● **What to work on**
Copy out the records below, swapping every "at most" for "no more than" and changing nothing else. Leave the pictures out.

Records from a data collection
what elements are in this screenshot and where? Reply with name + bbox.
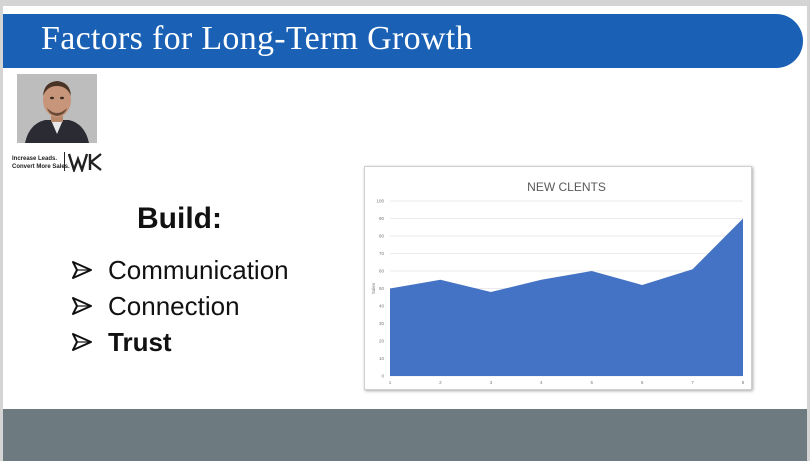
y-tick-label: 0 [381, 374, 384, 379]
presenter-photo [17, 74, 97, 143]
new-clients-chart: NEW CLENTS 0 10 20 30 40 50 60 70 80 90 100 1 2 3 4 5 6 7 8… [364, 166, 752, 390]
chart-svg: NEW CLENTS 0 10 20 30 40 50 60 70 80 90 100 1 2 3 4 5 6 7 8… [371, 180, 745, 385]
bullet-item-trust: Trust [72, 324, 289, 360]
y-tick-label: 40 [379, 304, 385, 309]
logo-divider [64, 152, 65, 171]
y-tick-label: 70 [379, 251, 385, 256]
window-frame-right [807, 0, 810, 461]
y-tick-label: 10 [379, 356, 385, 361]
x-tick-label: 6 [641, 380, 644, 385]
bullet-item-connection: Connection [72, 288, 289, 324]
footer-bar [3, 409, 807, 461]
x-tick-label: 4 [540, 380, 543, 385]
y-tick-label: 90 [379, 216, 385, 221]
series-area [390, 218, 743, 376]
logo-mark [68, 153, 102, 172]
y-tick-label: 100 [376, 199, 384, 204]
bullet-list: Communication Connection Trust [72, 252, 289, 360]
x-tick-label: 2 [439, 380, 442, 385]
x-tick-label: 3 [490, 380, 493, 385]
bullet-text: Connection [108, 290, 240, 321]
y-axis-label: Sales [371, 282, 376, 294]
bullet-text: Trust [108, 326, 172, 357]
x-tick-label: 5 [590, 380, 593, 385]
y-tick-label: 30 [379, 321, 385, 326]
arrow-bullet-icon [72, 333, 108, 351]
slide-title: Factors for Long-Term Growth [41, 20, 473, 57]
x-tick-label: 1 [389, 380, 392, 385]
chart-title: NEW CLENTS [527, 180, 606, 194]
y-tick-label: 60 [379, 269, 385, 274]
window-frame-left [0, 0, 3, 461]
bullet-item-communication: Communication [72, 252, 289, 288]
bullet-text: Communication [108, 254, 289, 285]
y-tick-label: 80 [379, 234, 385, 239]
logo-tagline: Increase Leads. Convert More Sales. [12, 156, 70, 170]
window-frame-top [0, 0, 810, 6]
arrow-bullet-icon [72, 261, 108, 279]
x-tick-label: 8 [742, 380, 745, 385]
build-heading: Build: [137, 202, 222, 235]
arrow-bullet-icon [72, 297, 108, 315]
y-tick-label: 20 [379, 339, 385, 344]
x-tick-label: 7 [691, 380, 694, 385]
y-tick-label: 50 [379, 286, 385, 291]
title-banner: Factors for Long-Term Growth [3, 14, 803, 68]
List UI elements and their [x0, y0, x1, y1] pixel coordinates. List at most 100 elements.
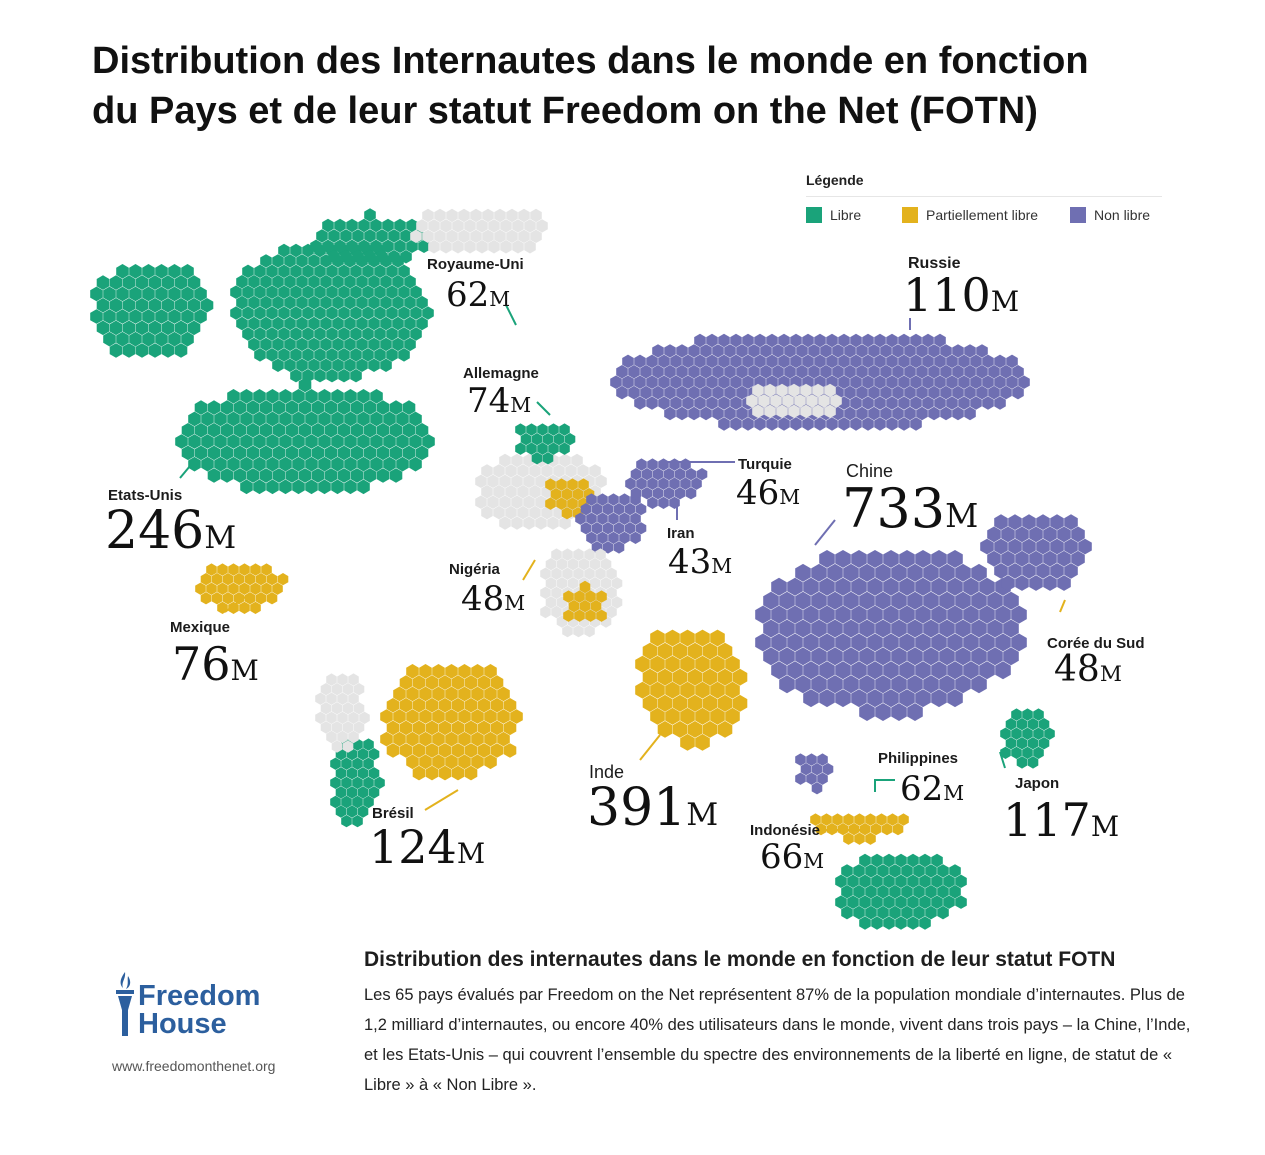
- hex-cell: [526, 423, 537, 436]
- hex-cell: [356, 358, 368, 372]
- hex-cell: [296, 254, 308, 268]
- hex-cell: [892, 344, 904, 358]
- hex-cell: [296, 275, 308, 289]
- hex-cell: [865, 813, 876, 826]
- hex-cell: [477, 698, 491, 713]
- hex-cell: [332, 275, 344, 289]
- hex-cell: [188, 411, 201, 427]
- hex-cell: [556, 558, 568, 571]
- hex-cell: [1011, 708, 1022, 721]
- hex-cell: [1006, 354, 1018, 368]
- hex-cell: [907, 563, 923, 582]
- hex-cell: [195, 582, 206, 595]
- hex-cell: [292, 411, 305, 427]
- hex-cell: [994, 354, 1006, 368]
- hex-cell: [541, 464, 553, 478]
- hex-cell: [958, 354, 970, 368]
- hex-cell: [370, 389, 383, 404]
- hex-cell: [471, 754, 484, 770]
- hex-cell: [296, 358, 308, 372]
- hex-cell: [1033, 708, 1044, 721]
- hex-cell: [357, 389, 370, 404]
- hex-cell: [352, 776, 363, 789]
- hex-cell: [553, 464, 565, 478]
- hex-cell: [277, 573, 289, 586]
- hex-cell: [346, 767, 358, 780]
- hex-cell: [432, 709, 445, 724]
- hex-cell: [843, 591, 859, 610]
- hex-cell: [982, 354, 994, 368]
- hex-cell: [353, 683, 365, 696]
- hex-cell: [524, 219, 536, 233]
- hex-cell: [531, 452, 543, 465]
- hex-cell: [788, 383, 800, 398]
- hex-cell: [939, 619, 955, 638]
- hex-cell: [356, 295, 368, 310]
- hex-cell: [240, 456, 253, 472]
- hex-cell: [925, 885, 937, 899]
- hex-cell: [344, 434, 357, 449]
- hex-cell: [363, 400, 377, 415]
- hex-cell: [398, 348, 410, 362]
- hex-cell: [810, 813, 821, 826]
- hex-cell: [910, 396, 922, 410]
- hex-cell: [464, 698, 478, 713]
- label-coree-du-sud: Corée du Sud: [1047, 635, 1145, 652]
- hex-cell: [350, 400, 364, 415]
- hex-cell: [383, 456, 396, 472]
- hex-cell: [676, 365, 688, 379]
- hex-cell: [308, 275, 320, 289]
- hex-cell: [499, 474, 511, 488]
- hex-cell: [451, 743, 465, 758]
- hex-cell: [540, 605, 551, 619]
- hex-cell: [851, 605, 867, 624]
- hex-cell: [795, 619, 811, 638]
- hex-cell: [322, 218, 334, 233]
- hex-cell: [814, 333, 826, 348]
- hex-cell: [432, 686, 445, 702]
- hex-cell: [148, 320, 162, 336]
- hex-cell: [346, 786, 358, 799]
- hex-cell: [755, 633, 771, 652]
- hex-cell: [358, 218, 370, 233]
- hex-cell: [388, 229, 400, 243]
- hex-cell: [844, 365, 856, 379]
- hex-cell: [928, 344, 940, 358]
- hex-cell: [129, 309, 142, 324]
- website-url: www.freedomonthenet.org: [112, 1058, 276, 1074]
- hex-cell: [851, 633, 867, 652]
- hex-cell: [233, 468, 247, 483]
- hex-cell: [955, 619, 971, 638]
- hex-cell: [470, 229, 482, 243]
- hex-cell: [523, 495, 535, 509]
- hex-cell: [931, 853, 943, 868]
- hex-cell: [330, 795, 341, 809]
- hex-cell: [380, 731, 393, 747]
- hex-cell: [308, 358, 320, 372]
- hex-cell: [859, 619, 875, 638]
- hex-cell: [464, 720, 478, 736]
- hex-cell: [664, 365, 676, 379]
- hex-cell: [266, 285, 278, 299]
- hex-cell: [518, 229, 530, 243]
- title-line-2: du Pays et de leur statut Freedom on the…: [92, 90, 1038, 132]
- hex-cell: [597, 512, 608, 525]
- hex-cell: [585, 609, 596, 622]
- hex-cell: [122, 298, 136, 313]
- hex-cell: [687, 694, 703, 712]
- hex-cell: [963, 633, 979, 652]
- hex-cell: [402, 400, 416, 415]
- hex-cell: [255, 573, 267, 586]
- hex-cell: [399, 698, 413, 713]
- hex-cell: [694, 375, 706, 389]
- hex-cell: [357, 456, 370, 472]
- hex-cell: [886, 417, 898, 431]
- hex-cell: [931, 633, 947, 652]
- hex-cell: [503, 743, 517, 758]
- hex-cell: [1015, 526, 1029, 543]
- hex-cell: [871, 853, 883, 868]
- title-line-1: Distribution des Internautes dans le mon…: [92, 40, 1089, 82]
- hex-cell: [545, 497, 556, 510]
- hex-cell: [337, 445, 351, 461]
- hex-cell: [916, 406, 928, 421]
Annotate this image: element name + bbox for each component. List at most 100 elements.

● **Finished task**
what elements are in this screenshot and where? Reply with name + bbox.
y-tick-label: 0 [381, 374, 384, 379]
presenter-photo [17, 74, 97, 143]
new-clients-chart: NEW CLENTS 0 10 20 30 40 50 60 70 80 90 100 1 2 3 4 5 6 7 8… [364, 166, 752, 390]
chart-svg: NEW CLENTS 0 10 20 30 40 50 60 70 80 90 100 1 2 3 4 5 6 7 8… [371, 180, 745, 385]
bullet-item-trust: Trust [72, 324, 289, 360]
y-tick-label: 40 [379, 304, 385, 309]
logo-divider [64, 152, 65, 171]
y-tick-label: 70 [379, 251, 385, 256]
window-frame-right [807, 0, 810, 461]
y-tick-label: 10 [379, 356, 385, 361]
x-tick-label: 6 [641, 380, 644, 385]
bullet-item-connection: Connection [72, 288, 289, 324]
footer-bar [3, 409, 807, 461]
x-tick-label: 4 [540, 380, 543, 385]
y-tick-label: 90 [379, 216, 385, 221]
series-area [390, 218, 743, 376]
logo-mark [68, 153, 102, 172]
y-tick-label: 100 [376, 199, 384, 204]
bullet-list: Communication Connection Trust [72, 252, 289, 360]
x-tick-label: 2 [439, 380, 442, 385]
x-tick-label: 3 [490, 380, 493, 385]
bullet-text: Connection [108, 290, 240, 321]
y-axis-label: Sales [371, 282, 376, 294]
bullet-text: Trust [108, 326, 172, 357]
x-tick-label: 5 [590, 380, 593, 385]
y-tick-label: 30 [379, 321, 385, 326]
arrow-bullet-icon [72, 333, 108, 351]
slide-title: Factors for Long-Term Growth [41, 20, 473, 57]
x-tick-label: 1 [389, 380, 392, 385]
chart-title: NEW CLENTS [527, 180, 606, 194]
y-tick-label: 60 [379, 269, 385, 274]
window-frame-left [0, 0, 3, 461]
bullet-item-communication: Communication [72, 252, 289, 288]
bullet-text: Communication [108, 254, 289, 285]
y-tick-label: 80 [379, 234, 385, 239]
logo-tagline: Increase Leads. Convert More Sales. [12, 156, 70, 170]
window-frame-top [0, 0, 810, 6]
arrow-bullet-icon [72, 261, 108, 279]
x-tick-label: 8 [742, 380, 745, 385]
build-heading: Build: [137, 202, 222, 235]
arrow-bullet-icon [72, 297, 108, 315]
y-tick-label: 20 [379, 339, 385, 344]
x-tick-label: 7 [691, 380, 694, 385]
y-tick-label: 50 [379, 286, 385, 291]
title-banner: Factors for Long-Term Growth [3, 14, 803, 68]
List UI elements and their [x0, y0, x1, y1] pixel coordinates. List no more than 100 elements.
- hex-cell: [526, 423, 537, 436]
- hex-cell: [356, 358, 368, 372]
- hex-cell: [296, 254, 308, 268]
- hex-cell: [892, 344, 904, 358]
- hex-cell: [296, 275, 308, 289]
- hex-cell: [865, 813, 876, 826]
- hex-cell: [477, 698, 491, 713]
- hex-cell: [332, 275, 344, 289]
- hex-cell: [188, 411, 201, 427]
- hex-cell: [556, 558, 568, 571]
- hex-cell: [1011, 708, 1022, 721]
- hex-cell: [1006, 354, 1018, 368]
- hex-cell: [907, 563, 923, 582]
- hex-cell: [195, 582, 206, 595]
- hex-cell: [292, 411, 305, 427]
- hex-cell: [994, 354, 1006, 368]
- hex-cell: [541, 464, 553, 478]
- hex-cell: [958, 354, 970, 368]
- hex-cell: [370, 389, 383, 404]
- hex-cell: [471, 754, 484, 770]
- hex-cell: [296, 358, 308, 372]
- hex-cell: [1033, 708, 1044, 721]
- hex-cell: [357, 389, 370, 404]
- hex-cell: [352, 776, 363, 789]
- hex-cell: [553, 464, 565, 478]
- hex-cell: [277, 573, 289, 586]
- hex-cell: [346, 767, 358, 780]
- hex-cell: [432, 709, 445, 724]
- hex-cell: [843, 591, 859, 610]
- hex-cell: [982, 354, 994, 368]
- hex-cell: [353, 683, 365, 696]
- hex-cell: [524, 219, 536, 233]
- hex-cell: [531, 452, 543, 465]
- hex-cell: [788, 383, 800, 398]
- hex-cell: [939, 619, 955, 638]
- hex-cell: [356, 295, 368, 310]
- hex-cell: [240, 456, 253, 472]
- hex-cell: [925, 885, 937, 899]
- hex-cell: [344, 434, 357, 449]
- hex-cell: [363, 400, 377, 415]
- hex-cell: [398, 348, 410, 362]
- hex-cell: [810, 813, 821, 826]
- hex-cell: [910, 396, 922, 410]
- hex-cell: [464, 698, 478, 713]
- label-coree-du-sud: Corée du Sud: [1047, 635, 1145, 652]
- hex-cell: [350, 400, 364, 415]
- hex-cell: [383, 456, 396, 472]
- hex-cell: [676, 365, 688, 379]
- hex-cell: [308, 275, 320, 289]
- hex-cell: [499, 474, 511, 488]
- hex-cell: [451, 743, 465, 758]
- hex-cell: [540, 605, 551, 619]
- hex-cell: [851, 605, 867, 624]
- hex-cell: [795, 619, 811, 638]
- hex-cell: [322, 218, 334, 233]
- hex-cell: [814, 333, 826, 348]
- hex-cell: [432, 686, 445, 702]
- hex-cell: [148, 320, 162, 336]
- hex-cell: [346, 786, 358, 799]
- hex-cell: [755, 633, 771, 652]
- hex-cell: [358, 218, 370, 233]
- hex-cell: [388, 229, 400, 243]
- hex-cell: [844, 365, 856, 379]
- hex-cell: [928, 344, 940, 358]
- hex-cell: [129, 309, 142, 324]
- website-url: www.freedomonthenet.org: [112, 1058, 276, 1074]
- hex-cell: [851, 633, 867, 652]
- hex-cell: [233, 468, 247, 483]
- hex-cell: [955, 619, 971, 638]
- hex-cell: [470, 229, 482, 243]
- hex-cell: [523, 495, 535, 509]
- hex-cell: [931, 853, 943, 868]
- hex-cell: [330, 795, 341, 809]
- hex-cell: [380, 731, 393, 747]
- hex-cell: [308, 358, 320, 372]
- hex-cell: [859, 619, 875, 638]
- hex-cell: [464, 720, 478, 736]
- hex-cell: [664, 365, 676, 379]
- hex-cell: [266, 285, 278, 299]
- hex-cell: [518, 229, 530, 243]
- title-line-2: du Pays et de leur statut Freedom on the…: [92, 90, 1038, 132]
- hex-cell: [597, 512, 608, 525]
- hex-cell: [585, 609, 596, 622]
- hex-cell: [122, 298, 136, 313]
- hex-cell: [687, 694, 703, 712]
- hex-cell: [963, 633, 979, 652]
- hex-cell: [402, 400, 416, 415]
- hex-cell: [255, 573, 267, 586]
- hex-cell: [399, 698, 413, 713]
- hex-cell: [694, 375, 706, 389]
- hex-cell: [357, 456, 370, 472]
- hex-cell: [886, 417, 898, 431]
- hex-cell: [931, 633, 947, 652]
- hex-cell: [503, 743, 517, 758]
- hex-cell: [1015, 526, 1029, 543]
- hex-cell: [871, 853, 883, 868]
- title-line-1: Distribution des Internautes dans le mon…: [92, 40, 1089, 82]
- hex-cell: [545, 497, 556, 510]
- hex-cell: [337, 445, 351, 461]
- hex-cell: [916, 406, 928, 421]
Annotate this image: element name + bbox for each component. List no more than 100 elements.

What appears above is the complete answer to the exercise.